Exercise prompt:
Copy every record word for word.

Supplied entries:
+ + + + +
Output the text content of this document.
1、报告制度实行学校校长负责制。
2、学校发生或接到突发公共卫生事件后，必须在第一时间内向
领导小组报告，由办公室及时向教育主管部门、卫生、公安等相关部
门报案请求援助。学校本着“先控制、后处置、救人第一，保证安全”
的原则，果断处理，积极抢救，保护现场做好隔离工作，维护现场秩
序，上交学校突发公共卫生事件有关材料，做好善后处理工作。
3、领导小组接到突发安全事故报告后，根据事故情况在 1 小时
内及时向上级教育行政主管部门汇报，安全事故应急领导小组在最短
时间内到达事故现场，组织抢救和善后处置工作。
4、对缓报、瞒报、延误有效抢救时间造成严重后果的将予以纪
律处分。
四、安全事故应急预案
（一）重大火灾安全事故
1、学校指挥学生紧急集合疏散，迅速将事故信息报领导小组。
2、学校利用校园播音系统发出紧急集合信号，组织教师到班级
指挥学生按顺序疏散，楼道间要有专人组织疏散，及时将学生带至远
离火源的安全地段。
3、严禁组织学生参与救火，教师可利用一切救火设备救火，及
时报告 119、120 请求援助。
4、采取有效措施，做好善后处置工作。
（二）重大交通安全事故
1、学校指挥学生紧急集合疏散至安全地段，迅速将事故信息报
+ + + + +
Response:
Output the text content of this document.
1、报告制度实行学校校长负责制。
2、学校发生或接到突发公共卫生事件后，必须在第一时间内向
领导小组报告，由办公室及时向教育主管部门、卫生、公安等相关部
门报案请求援助。学校本着“先控制、后处置、救人第一，保证安全”
的原则，果断处理，积极抢救，保护现场做好隔离工作，维护现场秩
序，上交学校突发公共卫生事件有关材料，做好善后处理工作。
3、领导小组接到突发安全事故报告后，根据事故情况在 1 小时
内及时向上级教育行政主管部门汇报，安全事故应急领导小组在最短
时间内到达事故现场，组织抢救和善后处置工作。
4、对缓报、瞒报、延误有效抢救时间造成严重后果的将予以纪
律处分。
四、安全事故应急预案
（一）重大火灾安全事故
1、学校指挥学生紧急集合疏散，迅速将事故信息报领导小组。
2、学校利用校园播音系统发出紧急集合信号，组织教师到班级
指挥学生按顺序疏散，楼道间要有专人组织疏散，及时将学生带至远
离火源的安全地段。
3、严禁组织学生参与救火，教师可利用一切救火设备救火，及
时报告 119、120 请求援助。
4、采取有效措施，做好善后处置工作。
（二）重大交通安全事故
1、学校指挥学生紧急集合疏散至安全地段，迅速将事故信息报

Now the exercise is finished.